Do this:
How many lines of these entries hold the string "subtitle"? Reply with the number alone.

* Start Information provided *

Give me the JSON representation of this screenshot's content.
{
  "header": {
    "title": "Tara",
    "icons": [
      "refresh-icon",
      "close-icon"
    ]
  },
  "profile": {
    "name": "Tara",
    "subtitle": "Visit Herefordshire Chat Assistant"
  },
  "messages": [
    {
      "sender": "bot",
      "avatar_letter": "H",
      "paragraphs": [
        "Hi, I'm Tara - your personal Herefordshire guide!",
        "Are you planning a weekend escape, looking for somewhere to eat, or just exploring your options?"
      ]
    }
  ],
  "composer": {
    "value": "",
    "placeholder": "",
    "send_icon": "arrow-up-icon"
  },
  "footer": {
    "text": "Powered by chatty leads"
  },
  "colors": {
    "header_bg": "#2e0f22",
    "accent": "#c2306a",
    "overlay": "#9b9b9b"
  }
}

* End Information provided *
* Start Information provided *

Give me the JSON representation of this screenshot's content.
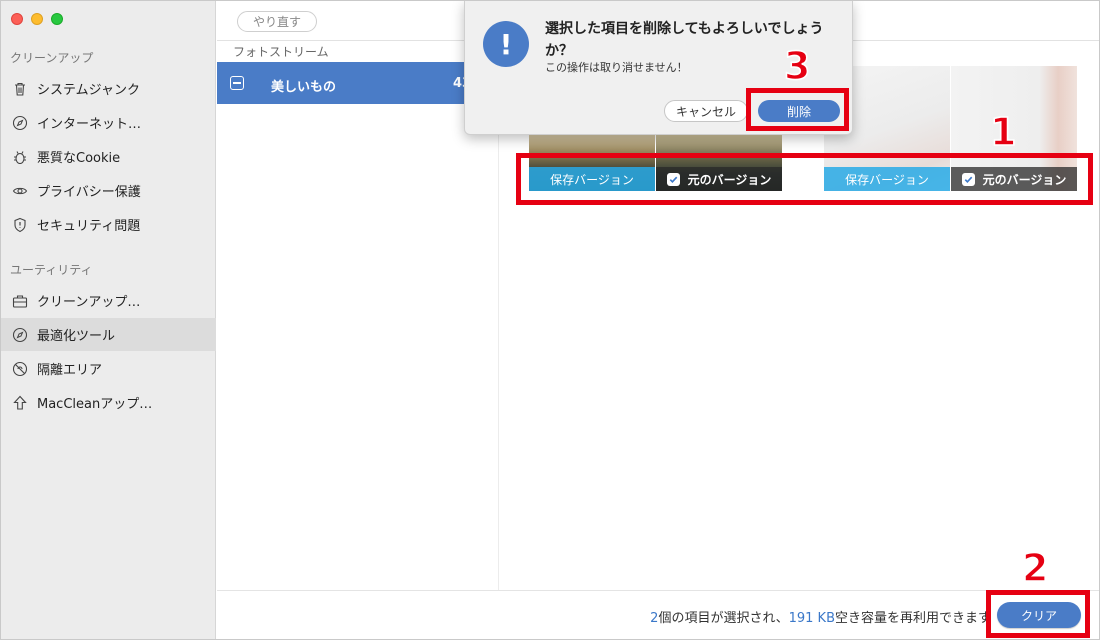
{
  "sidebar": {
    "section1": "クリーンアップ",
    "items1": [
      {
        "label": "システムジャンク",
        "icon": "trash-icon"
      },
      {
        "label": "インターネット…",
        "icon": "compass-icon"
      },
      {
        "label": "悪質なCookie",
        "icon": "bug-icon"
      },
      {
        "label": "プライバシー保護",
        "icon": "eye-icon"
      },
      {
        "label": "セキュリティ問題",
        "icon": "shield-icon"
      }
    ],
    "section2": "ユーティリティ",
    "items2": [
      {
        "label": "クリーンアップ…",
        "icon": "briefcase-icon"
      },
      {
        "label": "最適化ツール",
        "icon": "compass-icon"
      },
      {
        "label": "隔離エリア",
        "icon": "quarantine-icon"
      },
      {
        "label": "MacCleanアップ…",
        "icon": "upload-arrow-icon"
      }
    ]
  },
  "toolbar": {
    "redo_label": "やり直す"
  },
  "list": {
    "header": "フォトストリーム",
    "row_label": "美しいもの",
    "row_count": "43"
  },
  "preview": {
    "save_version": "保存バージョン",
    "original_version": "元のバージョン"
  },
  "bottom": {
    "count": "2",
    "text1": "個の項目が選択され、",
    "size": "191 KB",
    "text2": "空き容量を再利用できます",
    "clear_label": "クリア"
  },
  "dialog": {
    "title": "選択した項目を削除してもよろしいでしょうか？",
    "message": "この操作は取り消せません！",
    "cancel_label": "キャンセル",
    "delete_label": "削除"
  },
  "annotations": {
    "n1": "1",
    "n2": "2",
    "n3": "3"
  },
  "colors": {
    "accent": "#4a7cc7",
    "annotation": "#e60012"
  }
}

* End Information provided *
* Start Information provided *

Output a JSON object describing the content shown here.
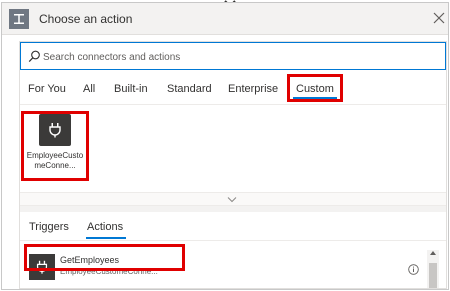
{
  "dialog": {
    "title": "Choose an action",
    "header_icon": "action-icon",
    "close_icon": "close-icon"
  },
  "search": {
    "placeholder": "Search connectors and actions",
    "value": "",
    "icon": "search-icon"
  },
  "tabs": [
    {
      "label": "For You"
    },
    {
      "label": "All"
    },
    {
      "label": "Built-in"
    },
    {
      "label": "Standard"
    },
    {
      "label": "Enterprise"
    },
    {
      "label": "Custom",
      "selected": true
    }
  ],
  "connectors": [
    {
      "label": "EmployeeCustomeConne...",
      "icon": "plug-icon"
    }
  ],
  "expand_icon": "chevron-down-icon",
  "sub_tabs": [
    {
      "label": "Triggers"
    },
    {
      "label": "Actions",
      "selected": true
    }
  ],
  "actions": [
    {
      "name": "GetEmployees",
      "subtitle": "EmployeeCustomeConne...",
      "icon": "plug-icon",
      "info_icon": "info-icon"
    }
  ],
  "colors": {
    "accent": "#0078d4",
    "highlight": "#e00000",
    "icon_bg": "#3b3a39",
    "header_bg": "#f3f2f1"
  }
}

* End Information provided *

Solution:
2